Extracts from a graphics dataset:
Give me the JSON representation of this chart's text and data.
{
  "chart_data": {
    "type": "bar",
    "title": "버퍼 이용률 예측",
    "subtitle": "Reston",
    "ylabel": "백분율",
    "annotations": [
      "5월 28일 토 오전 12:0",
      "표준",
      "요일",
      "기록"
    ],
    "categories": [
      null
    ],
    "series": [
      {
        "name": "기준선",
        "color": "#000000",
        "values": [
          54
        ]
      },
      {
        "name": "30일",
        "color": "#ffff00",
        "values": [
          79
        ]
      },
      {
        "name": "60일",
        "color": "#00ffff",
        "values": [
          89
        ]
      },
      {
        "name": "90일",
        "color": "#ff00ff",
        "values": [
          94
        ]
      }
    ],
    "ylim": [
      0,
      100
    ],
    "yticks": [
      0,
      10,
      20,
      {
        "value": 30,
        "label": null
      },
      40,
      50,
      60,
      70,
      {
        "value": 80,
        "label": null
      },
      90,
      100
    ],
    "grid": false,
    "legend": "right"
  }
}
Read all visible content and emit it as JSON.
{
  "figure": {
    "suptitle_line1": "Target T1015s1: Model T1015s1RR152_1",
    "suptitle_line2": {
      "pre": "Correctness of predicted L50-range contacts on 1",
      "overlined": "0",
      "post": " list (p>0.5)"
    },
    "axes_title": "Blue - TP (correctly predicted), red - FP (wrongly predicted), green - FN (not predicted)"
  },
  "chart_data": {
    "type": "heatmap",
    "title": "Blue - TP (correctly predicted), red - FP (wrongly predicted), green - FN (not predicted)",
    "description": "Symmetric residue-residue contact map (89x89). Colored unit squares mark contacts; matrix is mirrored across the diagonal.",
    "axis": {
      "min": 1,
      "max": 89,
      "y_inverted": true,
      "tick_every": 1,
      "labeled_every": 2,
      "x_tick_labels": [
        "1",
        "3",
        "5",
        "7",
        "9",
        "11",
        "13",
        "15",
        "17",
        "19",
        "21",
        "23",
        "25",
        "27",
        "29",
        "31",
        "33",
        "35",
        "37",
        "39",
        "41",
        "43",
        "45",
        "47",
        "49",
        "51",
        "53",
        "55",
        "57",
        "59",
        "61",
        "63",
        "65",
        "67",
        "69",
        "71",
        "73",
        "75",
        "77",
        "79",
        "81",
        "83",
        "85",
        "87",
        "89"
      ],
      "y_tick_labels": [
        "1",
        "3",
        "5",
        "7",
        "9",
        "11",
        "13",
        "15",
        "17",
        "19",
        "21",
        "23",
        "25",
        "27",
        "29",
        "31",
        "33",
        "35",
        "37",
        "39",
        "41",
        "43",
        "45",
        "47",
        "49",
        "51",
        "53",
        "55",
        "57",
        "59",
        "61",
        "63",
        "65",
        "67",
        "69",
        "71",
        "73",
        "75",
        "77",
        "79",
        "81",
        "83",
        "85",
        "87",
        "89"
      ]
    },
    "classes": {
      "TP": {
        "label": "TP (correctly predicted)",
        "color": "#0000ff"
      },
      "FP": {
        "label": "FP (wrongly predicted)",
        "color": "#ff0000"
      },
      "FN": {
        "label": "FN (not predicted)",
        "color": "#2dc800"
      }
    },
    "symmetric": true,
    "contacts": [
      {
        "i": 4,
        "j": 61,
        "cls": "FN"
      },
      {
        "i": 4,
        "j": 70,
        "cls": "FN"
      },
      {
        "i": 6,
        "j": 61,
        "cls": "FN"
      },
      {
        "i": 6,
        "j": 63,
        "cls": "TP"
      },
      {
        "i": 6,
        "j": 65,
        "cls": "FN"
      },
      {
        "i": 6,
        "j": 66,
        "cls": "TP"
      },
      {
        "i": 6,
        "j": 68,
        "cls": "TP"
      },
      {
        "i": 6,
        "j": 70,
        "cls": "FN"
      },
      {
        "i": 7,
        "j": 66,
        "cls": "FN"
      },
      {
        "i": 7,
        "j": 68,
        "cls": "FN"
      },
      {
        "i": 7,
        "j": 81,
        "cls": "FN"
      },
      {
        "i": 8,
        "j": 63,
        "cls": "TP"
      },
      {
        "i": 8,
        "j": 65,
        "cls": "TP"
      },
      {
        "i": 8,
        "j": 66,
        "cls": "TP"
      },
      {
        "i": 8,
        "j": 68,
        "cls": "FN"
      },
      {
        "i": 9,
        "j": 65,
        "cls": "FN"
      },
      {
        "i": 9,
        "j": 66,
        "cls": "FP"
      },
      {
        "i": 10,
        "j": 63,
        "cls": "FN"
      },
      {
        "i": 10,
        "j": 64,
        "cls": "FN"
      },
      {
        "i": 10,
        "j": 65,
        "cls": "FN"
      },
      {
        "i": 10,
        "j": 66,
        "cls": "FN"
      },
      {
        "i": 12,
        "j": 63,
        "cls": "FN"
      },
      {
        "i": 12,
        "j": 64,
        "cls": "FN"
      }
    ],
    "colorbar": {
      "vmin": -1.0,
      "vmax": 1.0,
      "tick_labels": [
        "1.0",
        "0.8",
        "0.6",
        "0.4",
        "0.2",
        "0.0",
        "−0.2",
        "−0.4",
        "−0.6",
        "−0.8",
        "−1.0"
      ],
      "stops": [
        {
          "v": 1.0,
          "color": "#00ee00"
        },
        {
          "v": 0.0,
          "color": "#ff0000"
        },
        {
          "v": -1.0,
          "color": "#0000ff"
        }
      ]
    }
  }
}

WHAT IS ASKED » Return each line of the data exactly as written above.

ANSWER TO THE TASK »
Give me the JSON representation of this chart's text and data.
{
  "chart_data": {
    "type": "bar",
    "title": "버퍼 이용률 예측",
    "subtitle": "Reston",
    "ylabel": "백분율",
    "annotations": [
      "5월 28일 토 오전 12:0",
      "표준",
      "요일",
      "기록"
    ],
    "categories": [
      null
    ],
    "series": [
      {
        "name": "기준선",
        "color": "#000000",
        "values": [
          54
        ]
      },
      {
        "name": "30일",
        "color": "#ffff00",
        "values": [
          79
        ]
      },
      {
        "name": "60일",
        "color": "#00ffff",
        "values": [
          89
        ]
      },
      {
        "name": "90일",
        "color": "#ff00ff",
        "values": [
          94
        ]
      }
    ],
    "ylim": [
      0,
      100
    ],
    "yticks": [
      0,
      10,
      20,
      {
        "value": 30,
        "label": null
      },
      40,
      50,
      60,
      70,
      {
        "value": 80,
        "label": null
      },
      90,
      100
    ],
    "grid": false,
    "legend": "right"
  }
}
Read all visible content and emit it as JSON.
{
  "figure": {
    "suptitle_line1": "Target T1015s1: Model T1015s1RR152_1",
    "suptitle_line2": {
      "pre": "Correctness of predicted L50-range contacts on 1",
      "overlined": "0",
      "post": " list (p>0.5)"
    },
    "axes_title": "Blue - TP (correctly predicted), red - FP (wrongly predicted), green - FN (not predicted)"
  },
  "chart_data": {
    "type": "heatmap",
    "title": "Blue - TP (correctly predicted), red - FP (wrongly predicted), green - FN (not predicted)",
    "description": "Symmetric residue-residue contact map (89x89). Colored unit squares mark contacts; matrix is mirrored across the diagonal.",
    "axis": {
      "min": 1,
      "max": 89,
      "y_inverted": true,
      "tick_every": 1,
      "labeled_every": 2,
      "x_tick_labels": [
        "1",
        "3",
        "5",
        "7",
        "9",
        "11",
        "13",
        "15",
        "17",
        "19",
        "21",
        "23",
        "25",
        "27",
        "29",
        "31",
        "33",
        "35",
        "37",
        "39",
        "41",
        "43",
        "45",
        "47",
        "49",
        "51",
        "53",
        "55",
        "57",
        "59",
        "61",
        "63",
        "65",
        "67",
        "69",
        "71",
        "73",
        "75",
        "77",
        "79",
        "81",
        "83",
        "85",
        "87",
        "89"
      ],
      "y_tick_labels": [
        "1",
        "3",
        "5",
        "7",
        "9",
        "11",
        "13",
        "15",
        "17",
        "19",
        "21",
        "23",
        "25",
        "27",
        "29",
        "31",
        "33",
        "35",
        "37",
        "39",
        "41",
        "43",
        "45",
        "47",
        "49",
        "51",
        "53",
        "55",
        "57",
        "59",
        "61",
        "63",
        "65",
        "67",
        "69",
        "71",
        "73",
        "75",
        "77",
        "79",
        "81",
        "83",
        "85",
        "87",
        "89"
      ]
    },
    "classes": {
      "TP": {
        "label": "TP (correctly predicted)",
        "color": "#0000ff"
      },
      "FP": {
        "label": "FP (wrongly predicted)",
        "color": "#ff0000"
      },
      "FN": {
        "label": "FN (not predicted)",
        "color": "#2dc800"
      }
    },
    "symmetric": true,
    "contacts": [
      {
        "i": 4,
        "j": 61,
        "cls": "FN"
      },
      {
        "i": 4,
        "j": 70,
        "cls": "FN"
      },
      {
        "i": 6,
        "j": 61,
        "cls": "FN"
      },
      {
        "i": 6,
        "j": 63,
        "cls": "TP"
      },
      {
        "i": 6,
        "j": 65,
        "cls": "FN"
      },
      {
        "i": 6,
        "j": 66,
        "cls": "TP"
      },
      {
        "i": 6,
        "j": 68,
        "cls": "TP"
      },
      {
        "i": 6,
        "j": 70,
        "cls": "FN"
      },
      {
        "i": 7,
        "j": 66,
        "cls": "FN"
      },
      {
        "i": 7,
        "j": 68,
        "cls": "FN"
      },
      {
        "i": 7,
        "j": 81,
        "cls": "FN"
      },
      {
        "i": 8,
        "j": 63,
        "cls": "TP"
      },
      {
        "i": 8,
        "j": 65,
        "cls": "TP"
      },
      {
        "i": 8,
        "j": 66,
        "cls": "TP"
      },
      {
        "i": 8,
        "j": 68,
        "cls": "FN"
      },
      {
        "i": 9,
        "j": 65,
        "cls": "FN"
      },
      {
        "i": 9,
        "j": 66,
        "cls": "FP"
      },
      {
        "i": 10,
        "j": 63,
        "cls": "FN"
      },
      {
        "i": 10,
        "j": 64,
        "cls": "FN"
      },
      {
        "i": 10,
        "j": 65,
        "cls": "FN"
      },
      {
        "i": 10,
        "j": 66,
        "cls": "FN"
      },
      {
        "i": 12,
        "j": 63,
        "cls": "FN"
      },
      {
        "i": 12,
        "j": 64,
        "cls": "FN"
      }
    ],
    "colorbar": {
      "vmin": -1.0,
      "vmax": 1.0,
      "tick_labels": [
        "1.0",
        "0.8",
        "0.6",
        "0.4",
        "0.2",
        "0.0",
        "−0.2",
        "−0.4",
        "−0.6",
        "−0.8",
        "−1.0"
      ],
      "stops": [
        {
          "v": 1.0,
          "color": "#00ee00"
        },
        {
          "v": 0.0,
          "color": "#ff0000"
        },
        {
          "v": -1.0,
          "color": "#0000ff"
        }
      ]
    }
  }
}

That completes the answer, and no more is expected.